▸ **WHAT TO DO**: Under this task are some entries; return every one of them exactly.

▸ **INPUT**:
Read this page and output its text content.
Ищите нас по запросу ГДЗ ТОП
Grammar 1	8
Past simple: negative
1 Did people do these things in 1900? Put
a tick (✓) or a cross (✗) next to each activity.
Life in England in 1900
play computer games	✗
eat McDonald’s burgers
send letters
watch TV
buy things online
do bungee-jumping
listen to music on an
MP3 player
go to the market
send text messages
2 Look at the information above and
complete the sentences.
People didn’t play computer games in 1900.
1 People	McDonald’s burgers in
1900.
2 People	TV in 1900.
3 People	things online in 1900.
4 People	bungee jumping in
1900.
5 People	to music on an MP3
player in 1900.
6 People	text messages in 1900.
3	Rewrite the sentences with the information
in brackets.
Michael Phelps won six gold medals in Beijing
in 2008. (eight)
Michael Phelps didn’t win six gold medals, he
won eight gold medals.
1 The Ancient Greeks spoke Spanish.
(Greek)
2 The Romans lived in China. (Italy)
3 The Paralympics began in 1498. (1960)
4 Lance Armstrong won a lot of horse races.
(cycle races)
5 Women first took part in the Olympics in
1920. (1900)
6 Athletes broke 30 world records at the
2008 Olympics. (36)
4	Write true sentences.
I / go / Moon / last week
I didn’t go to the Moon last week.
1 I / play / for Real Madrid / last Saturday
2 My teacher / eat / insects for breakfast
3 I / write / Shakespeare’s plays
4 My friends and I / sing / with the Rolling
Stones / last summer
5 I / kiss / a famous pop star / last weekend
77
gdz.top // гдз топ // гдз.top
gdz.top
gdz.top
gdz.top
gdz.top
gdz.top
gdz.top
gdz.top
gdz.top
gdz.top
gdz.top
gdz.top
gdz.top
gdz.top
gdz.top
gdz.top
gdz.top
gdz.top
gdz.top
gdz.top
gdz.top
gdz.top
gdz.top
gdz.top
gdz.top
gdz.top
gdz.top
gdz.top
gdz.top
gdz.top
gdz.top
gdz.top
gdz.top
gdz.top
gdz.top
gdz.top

▸ **PROBLEM SOLUTION**:
Read this page and output its text content.
Ищите нас по запросу ГДЗ ТОП
Grammar 1	8
Past simple: negative
1 Did people do these things in 1900? Put
a tick (✓) or a cross (✗) next to each activity.
Life in England in 1900
play computer games	✗
eat McDonald’s burgers
send letters
watch TV
buy things online
do bungee-jumping
listen to music on an
MP3 player
go to the market
send text messages
2 Look at the information above and
complete the sentences.
People didn’t play computer games in 1900.
1 People	McDonald’s burgers in
1900.
2 People	TV in 1900.
3 People	things online in 1900.
4 People	bungee jumping in
1900.
5 People	to music on an MP3
player in 1900.
6 People	text messages in 1900.
3	Rewrite the sentences with the information
in brackets.
Michael Phelps won six gold medals in Beijing
in 2008. (eight)
Michael Phelps didn’t win six gold medals, he
won eight gold medals.
1 The Ancient Greeks spoke Spanish.
(Greek)
2 The Romans lived in China. (Italy)
3 The Paralympics began in 1498. (1960)
4 Lance Armstrong won a lot of horse races.
(cycle races)
5 Women first took part in the Olympics in
1920. (1900)
6 Athletes broke 30 world records at the
2008 Olympics. (36)
4	Write true sentences.
I / go / Moon / last week
I didn’t go to the Moon last week.
1 I / play / for Real Madrid / last Saturday
2 My teacher / eat / insects for breakfast
3 I / write / Shakespeare’s plays
4 My friends and I / sing / with the Rolling
Stones / last summer
5 I / kiss / a famous pop star / last weekend
77
gdz.top // гдз топ // гдз.top
gdz.top
gdz.top
gdz.top
gdz.top
gdz.top
gdz.top
gdz.top
gdz.top
gdz.top
gdz.top
gdz.top
gdz.top
gdz.top
gdz.top
gdz.top
gdz.top
gdz.top
gdz.top
gdz.top
gdz.top
gdz.top
gdz.top
gdz.top
gdz.top
gdz.top
gdz.top
gdz.top
gdz.top
gdz.top
gdz.top
gdz.top
gdz.top
gdz.top
gdz.top
gdz.top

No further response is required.